## What needs to be done
Find every line in the records below that holds the word "officer", and copy each one.

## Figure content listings
## BEGIN

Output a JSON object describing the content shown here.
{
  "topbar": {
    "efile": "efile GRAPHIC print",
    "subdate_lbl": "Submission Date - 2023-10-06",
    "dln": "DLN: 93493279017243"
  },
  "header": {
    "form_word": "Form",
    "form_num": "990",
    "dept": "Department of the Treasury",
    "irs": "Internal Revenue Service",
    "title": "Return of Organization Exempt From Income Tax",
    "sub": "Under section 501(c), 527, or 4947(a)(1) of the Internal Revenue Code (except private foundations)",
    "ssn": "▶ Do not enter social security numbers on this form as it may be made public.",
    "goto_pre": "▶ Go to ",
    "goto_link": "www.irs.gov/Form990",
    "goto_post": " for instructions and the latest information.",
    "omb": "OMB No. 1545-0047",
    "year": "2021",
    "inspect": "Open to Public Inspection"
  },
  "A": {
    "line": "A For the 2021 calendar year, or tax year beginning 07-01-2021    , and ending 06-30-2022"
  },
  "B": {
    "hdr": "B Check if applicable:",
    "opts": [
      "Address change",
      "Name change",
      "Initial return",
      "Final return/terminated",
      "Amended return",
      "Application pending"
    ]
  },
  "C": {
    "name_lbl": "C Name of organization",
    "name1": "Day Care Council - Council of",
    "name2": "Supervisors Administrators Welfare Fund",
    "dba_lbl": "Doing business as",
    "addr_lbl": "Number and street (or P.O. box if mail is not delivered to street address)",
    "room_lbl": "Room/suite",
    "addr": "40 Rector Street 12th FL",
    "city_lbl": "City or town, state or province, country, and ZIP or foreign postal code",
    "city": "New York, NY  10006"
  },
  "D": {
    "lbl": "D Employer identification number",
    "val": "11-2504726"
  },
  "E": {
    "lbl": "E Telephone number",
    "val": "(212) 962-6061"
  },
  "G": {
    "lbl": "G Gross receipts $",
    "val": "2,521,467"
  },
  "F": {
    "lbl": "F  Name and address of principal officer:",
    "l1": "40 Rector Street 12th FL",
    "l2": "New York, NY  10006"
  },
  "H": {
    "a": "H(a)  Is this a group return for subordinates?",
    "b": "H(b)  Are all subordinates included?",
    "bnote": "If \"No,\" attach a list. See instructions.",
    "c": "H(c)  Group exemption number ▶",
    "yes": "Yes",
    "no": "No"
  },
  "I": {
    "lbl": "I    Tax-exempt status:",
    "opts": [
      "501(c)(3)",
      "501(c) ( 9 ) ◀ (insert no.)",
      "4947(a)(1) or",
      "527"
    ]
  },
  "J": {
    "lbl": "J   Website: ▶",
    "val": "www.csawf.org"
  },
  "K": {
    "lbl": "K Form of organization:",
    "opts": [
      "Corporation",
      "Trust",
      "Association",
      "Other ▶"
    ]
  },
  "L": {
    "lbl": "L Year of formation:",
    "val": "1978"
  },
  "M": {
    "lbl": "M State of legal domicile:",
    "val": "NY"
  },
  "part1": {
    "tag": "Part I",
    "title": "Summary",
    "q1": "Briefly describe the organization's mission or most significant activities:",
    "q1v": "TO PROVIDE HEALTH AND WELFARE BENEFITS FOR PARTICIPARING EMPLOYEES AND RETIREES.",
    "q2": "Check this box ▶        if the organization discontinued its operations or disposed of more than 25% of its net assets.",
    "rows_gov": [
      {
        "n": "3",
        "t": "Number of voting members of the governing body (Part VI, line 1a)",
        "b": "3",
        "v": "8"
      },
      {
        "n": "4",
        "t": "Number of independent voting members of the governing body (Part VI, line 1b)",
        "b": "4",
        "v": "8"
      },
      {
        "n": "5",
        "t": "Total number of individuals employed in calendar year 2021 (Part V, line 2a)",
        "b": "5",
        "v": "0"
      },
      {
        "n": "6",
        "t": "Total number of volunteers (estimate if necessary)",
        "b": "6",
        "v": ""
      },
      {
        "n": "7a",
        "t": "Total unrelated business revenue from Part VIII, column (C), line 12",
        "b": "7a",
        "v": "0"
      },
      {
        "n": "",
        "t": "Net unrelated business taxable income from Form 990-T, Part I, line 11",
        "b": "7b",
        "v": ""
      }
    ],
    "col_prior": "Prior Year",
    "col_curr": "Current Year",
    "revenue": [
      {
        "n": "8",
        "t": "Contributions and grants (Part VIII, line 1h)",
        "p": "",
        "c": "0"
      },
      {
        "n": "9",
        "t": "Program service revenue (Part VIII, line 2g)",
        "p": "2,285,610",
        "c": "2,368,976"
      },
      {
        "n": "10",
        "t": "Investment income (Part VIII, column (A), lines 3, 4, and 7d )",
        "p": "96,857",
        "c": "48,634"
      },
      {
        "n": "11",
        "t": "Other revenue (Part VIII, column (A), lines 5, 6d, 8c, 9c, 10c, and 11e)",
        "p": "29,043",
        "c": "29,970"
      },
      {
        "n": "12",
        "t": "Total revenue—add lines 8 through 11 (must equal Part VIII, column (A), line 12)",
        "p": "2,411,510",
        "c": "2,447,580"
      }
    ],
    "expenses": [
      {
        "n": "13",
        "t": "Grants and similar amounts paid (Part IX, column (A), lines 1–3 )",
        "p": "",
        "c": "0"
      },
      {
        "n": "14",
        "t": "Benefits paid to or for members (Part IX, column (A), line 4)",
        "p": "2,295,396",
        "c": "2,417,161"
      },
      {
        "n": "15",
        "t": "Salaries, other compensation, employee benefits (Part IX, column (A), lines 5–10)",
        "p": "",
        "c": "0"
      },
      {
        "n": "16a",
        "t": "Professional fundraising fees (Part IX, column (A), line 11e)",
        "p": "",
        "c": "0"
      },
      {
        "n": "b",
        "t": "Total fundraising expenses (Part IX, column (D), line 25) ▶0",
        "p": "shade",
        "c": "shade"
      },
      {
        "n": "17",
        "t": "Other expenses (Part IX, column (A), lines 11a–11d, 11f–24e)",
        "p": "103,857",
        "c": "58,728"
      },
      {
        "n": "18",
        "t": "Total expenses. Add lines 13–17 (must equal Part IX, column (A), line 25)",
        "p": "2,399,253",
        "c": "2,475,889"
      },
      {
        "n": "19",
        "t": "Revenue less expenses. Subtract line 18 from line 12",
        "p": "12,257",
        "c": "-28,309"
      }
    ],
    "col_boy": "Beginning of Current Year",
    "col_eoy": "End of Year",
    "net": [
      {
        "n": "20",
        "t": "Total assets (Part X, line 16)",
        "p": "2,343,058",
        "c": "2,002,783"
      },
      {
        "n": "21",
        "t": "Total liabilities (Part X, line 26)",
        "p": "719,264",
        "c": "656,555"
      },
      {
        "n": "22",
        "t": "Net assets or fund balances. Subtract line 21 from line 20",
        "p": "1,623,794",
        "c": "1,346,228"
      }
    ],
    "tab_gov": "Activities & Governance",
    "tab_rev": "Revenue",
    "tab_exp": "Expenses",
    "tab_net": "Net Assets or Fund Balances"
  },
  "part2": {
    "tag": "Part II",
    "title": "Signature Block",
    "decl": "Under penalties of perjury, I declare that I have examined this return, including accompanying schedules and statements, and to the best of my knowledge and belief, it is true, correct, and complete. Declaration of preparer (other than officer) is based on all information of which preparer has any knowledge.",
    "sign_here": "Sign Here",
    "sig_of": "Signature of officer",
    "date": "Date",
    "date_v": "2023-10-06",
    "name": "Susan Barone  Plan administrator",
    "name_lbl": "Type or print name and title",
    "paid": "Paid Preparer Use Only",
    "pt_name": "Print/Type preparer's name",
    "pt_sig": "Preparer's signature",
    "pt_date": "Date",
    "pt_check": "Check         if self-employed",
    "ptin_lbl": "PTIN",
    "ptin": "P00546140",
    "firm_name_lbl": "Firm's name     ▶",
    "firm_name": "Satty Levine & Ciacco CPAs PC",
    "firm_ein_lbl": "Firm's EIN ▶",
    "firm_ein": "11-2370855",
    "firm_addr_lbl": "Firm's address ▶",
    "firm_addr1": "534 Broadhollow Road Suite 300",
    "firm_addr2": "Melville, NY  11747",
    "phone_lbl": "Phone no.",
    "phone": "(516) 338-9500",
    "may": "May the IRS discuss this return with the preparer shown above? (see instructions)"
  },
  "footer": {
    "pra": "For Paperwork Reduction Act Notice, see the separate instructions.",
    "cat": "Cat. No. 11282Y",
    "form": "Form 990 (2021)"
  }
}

## END

## Full answer
    "lbl": "F  Name and address of principal officer:",
    "decl": "Under penalties of perjury, I declare that I have examined this return, including accompanying schedules and statements, and to the best of my knowledge and belief, it is true, correct, and complete. Declaration of preparer (other than officer) is based on all information of which preparer has any knowledge.",
    "sig_of": "Signature of officer",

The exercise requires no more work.